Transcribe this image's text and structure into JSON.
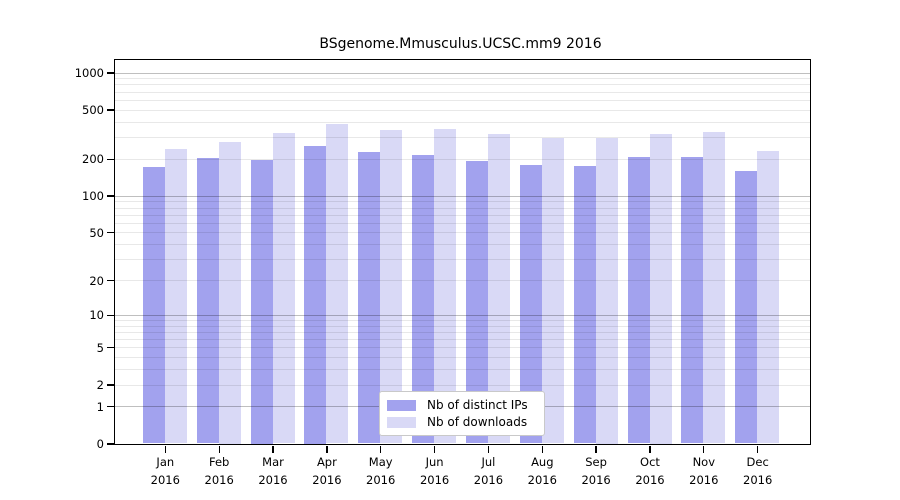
{
  "title": "BSgenome.Mmusculus.UCSC.mm9 2016",
  "chart_data": {
    "type": "bar",
    "title": "BSgenome.Mmusculus.UCSC.mm9 2016",
    "categories": [
      "Jan",
      "Feb",
      "Mar",
      "Apr",
      "May",
      "Jun",
      "Jul",
      "Aug",
      "Sep",
      "Oct",
      "Nov",
      "Dec"
    ],
    "category_year": "2016",
    "series": [
      {
        "name": "Nb of distinct IPs",
        "key": "distinct-ips",
        "color": "#a2a2ee",
        "values": [
          171,
          203,
          195,
          256,
          225,
          216,
          190,
          177,
          173,
          207,
          206,
          160
        ]
      },
      {
        "name": "Nb of downloads",
        "key": "downloads",
        "color": "#d9d9f6",
        "values": [
          240,
          276,
          325,
          383,
          340,
          351,
          318,
          295,
          297,
          320,
          327,
          230
        ]
      }
    ],
    "yscale": "log1p",
    "yticks": [
      0,
      1,
      2,
      5,
      10,
      20,
      50,
      100,
      200,
      500,
      1000
    ],
    "ylim": [
      0,
      1280
    ],
    "grid": true,
    "legend_position": "lower-center",
    "axis_color": "#000000",
    "grid_major_color": "rgba(0,0,0,0.25)",
    "grid_minor_color": "rgba(0,0,0,0.09)"
  }
}
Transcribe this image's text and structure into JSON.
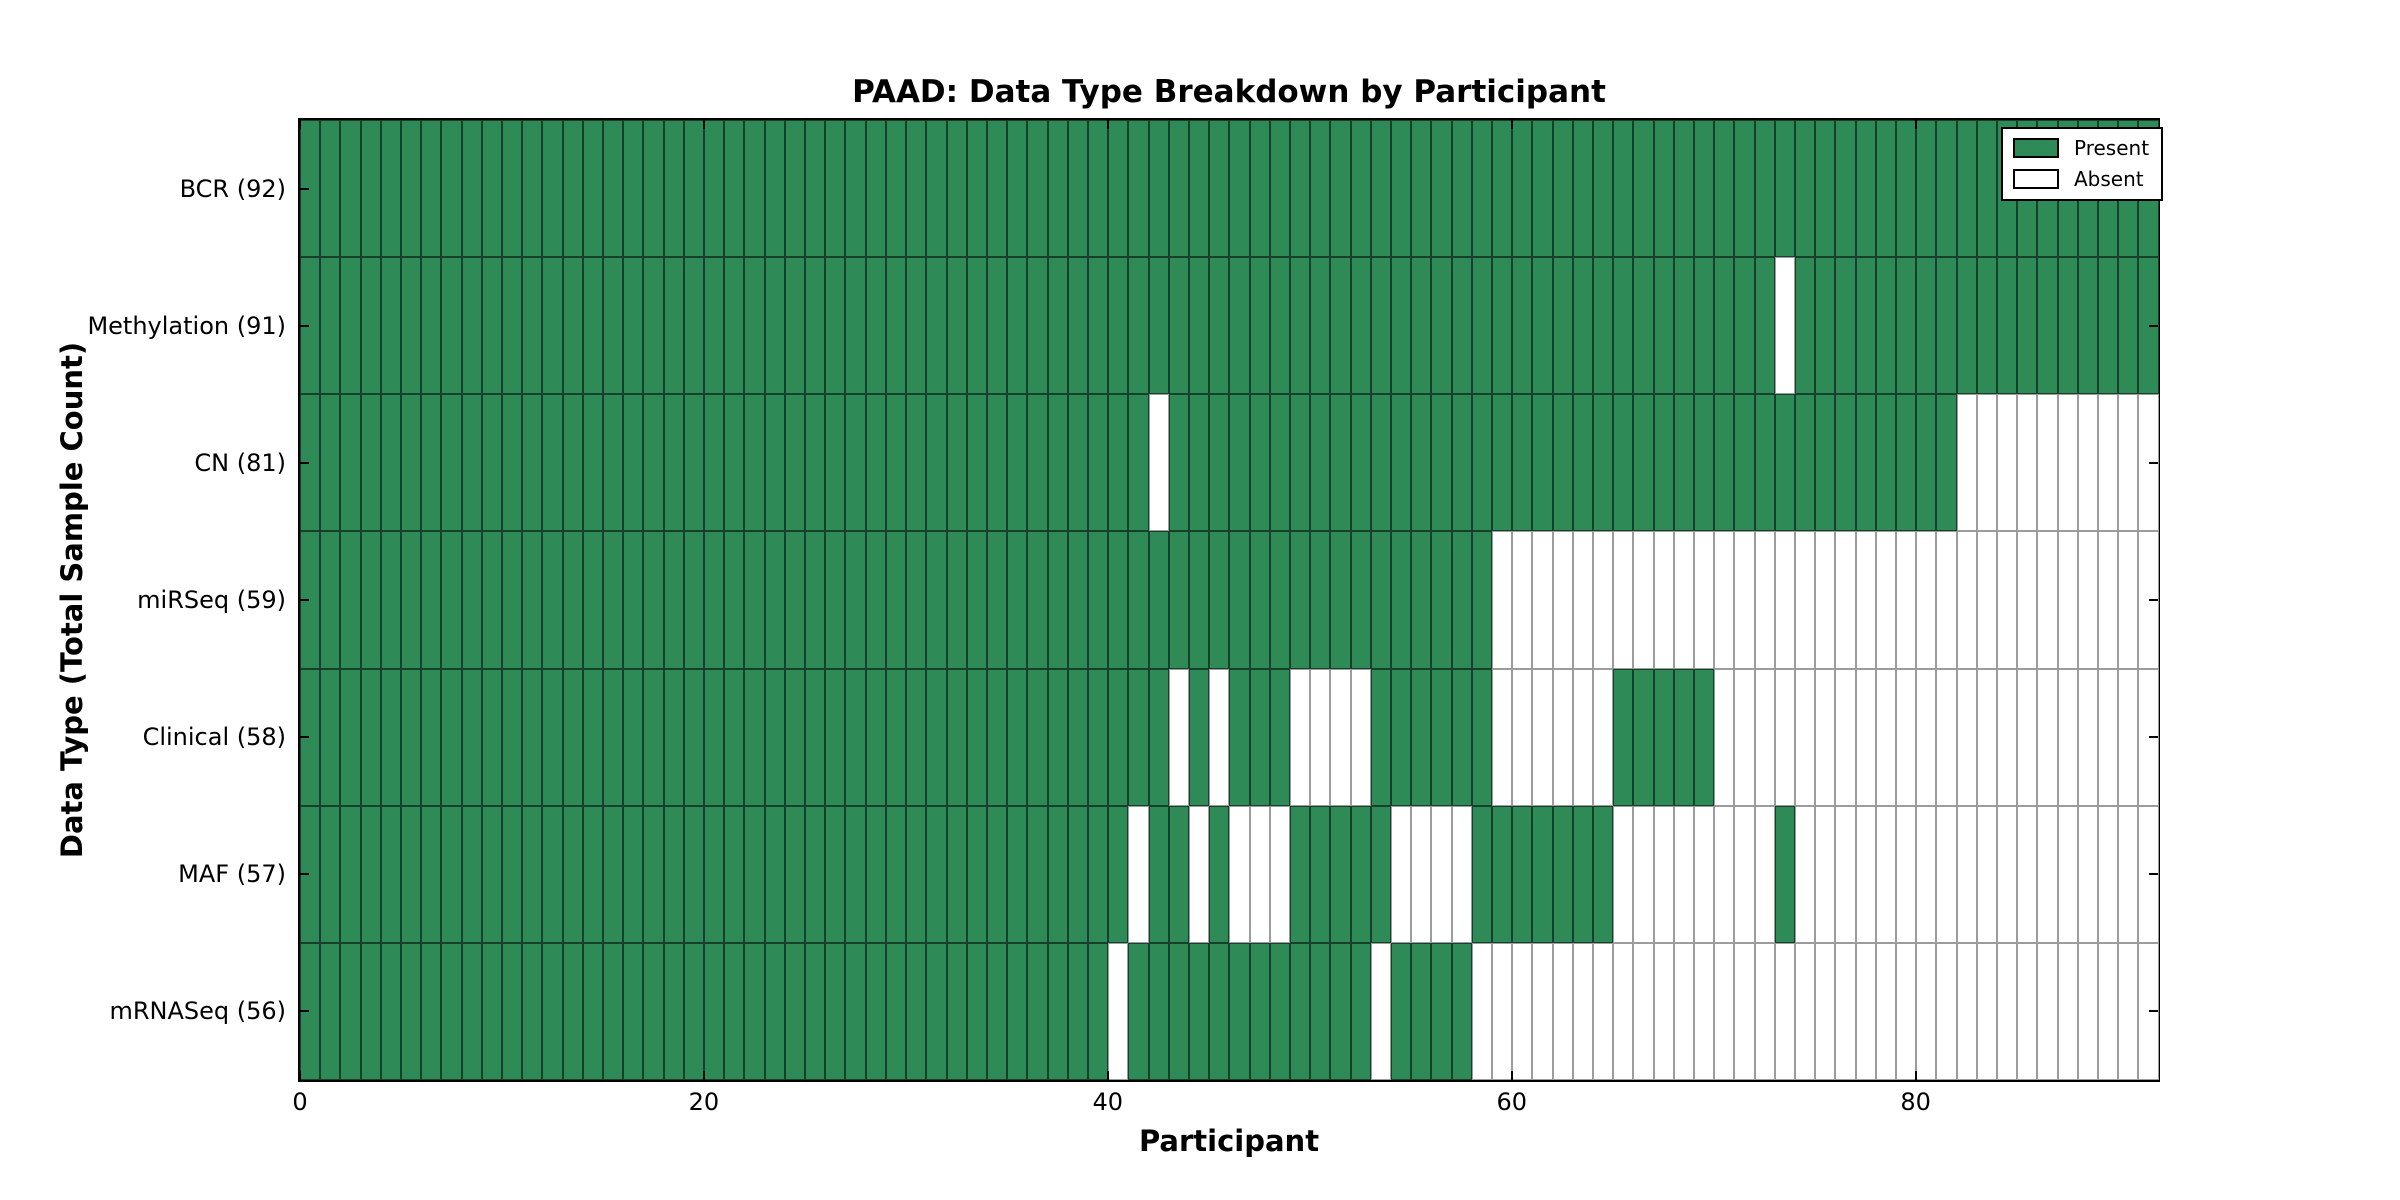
{
  "title": "PAAD: Data Type Breakdown by Participant",
  "x_axis_label": "Participant",
  "y_axis_label": "Data Type (Total Sample Count)",
  "legend": {
    "present_label": "Present",
    "absent_label": "Absent"
  },
  "colors": {
    "present": "#2e8b57",
    "absent": "#ffffff",
    "present_border": "#17402a",
    "absent_border": "#9c9c9c"
  },
  "chart_data": {
    "type": "heatmap",
    "title": "PAAD: Data Type Breakdown by Participant",
    "xlabel": "Participant",
    "ylabel": "Data Type (Total Sample Count)",
    "x_range": [
      0,
      92
    ],
    "n_participants": 92,
    "x_ticks": [
      0,
      20,
      40,
      60,
      80
    ],
    "x_tick_labels": [
      "0",
      "20",
      "40",
      "60",
      "80"
    ],
    "legend_entries": [
      "Present",
      "Absent"
    ],
    "legend_position": "upper right",
    "grid": false,
    "rows": [
      {
        "name": "BCR",
        "label": "BCR (92)",
        "present_count": 92,
        "absent_columns": []
      },
      {
        "name": "Methylation",
        "label": "Methylation (91)",
        "present_count": 91,
        "absent_columns": [
          73
        ]
      },
      {
        "name": "CN",
        "label": "CN (81)",
        "present_count": 81,
        "absent_columns": [
          42,
          82,
          83,
          84,
          85,
          86,
          87,
          88,
          89,
          90,
          91
        ]
      },
      {
        "name": "miRSeq",
        "label": "miRSeq (59)",
        "present_count": 59,
        "absent_columns": [
          59,
          60,
          61,
          62,
          63,
          64,
          65,
          66,
          67,
          68,
          69,
          70,
          71,
          72,
          73,
          74,
          75,
          76,
          77,
          78,
          79,
          80,
          81,
          82,
          83,
          84,
          85,
          86,
          87,
          88,
          89,
          90,
          91
        ]
      },
      {
        "name": "Clinical",
        "label": "Clinical (58)",
        "present_count": 58,
        "absent_columns": [
          43,
          45,
          49,
          50,
          51,
          52,
          59,
          60,
          61,
          62,
          63,
          64,
          70,
          71,
          72,
          73,
          74,
          75,
          76,
          77,
          78,
          79,
          80,
          81,
          82,
          83,
          84,
          85,
          86,
          87,
          88,
          89,
          90,
          91
        ]
      },
      {
        "name": "MAF",
        "label": "MAF (57)",
        "present_count": 57,
        "absent_columns": [
          41,
          44,
          46,
          47,
          48,
          54,
          55,
          56,
          57,
          65,
          66,
          67,
          68,
          69,
          70,
          71,
          72,
          74,
          75,
          76,
          77,
          78,
          79,
          80,
          81,
          82,
          83,
          84,
          85,
          86,
          87,
          88,
          89,
          90,
          91
        ]
      },
      {
        "name": "mRNASeq",
        "label": "mRNASeq (56)",
        "present_count": 56,
        "absent_columns": [
          40,
          53,
          58,
          59,
          60,
          61,
          62,
          63,
          64,
          65,
          66,
          67,
          68,
          69,
          70,
          71,
          72,
          73,
          74,
          75,
          76,
          77,
          78,
          79,
          80,
          81,
          82,
          83,
          84,
          85,
          86,
          87,
          88,
          89,
          90,
          91
        ]
      }
    ]
  }
}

▬▬▬

■ **Task to complete**
Your answer should be all lines from the data that contain "UCSC".

■ **The answer**
  "title": "BSgenome.Mmusculus.UCSC.mm9 2016",
    "title": "BSgenome.Mmusculus.UCSC.mm9 2016",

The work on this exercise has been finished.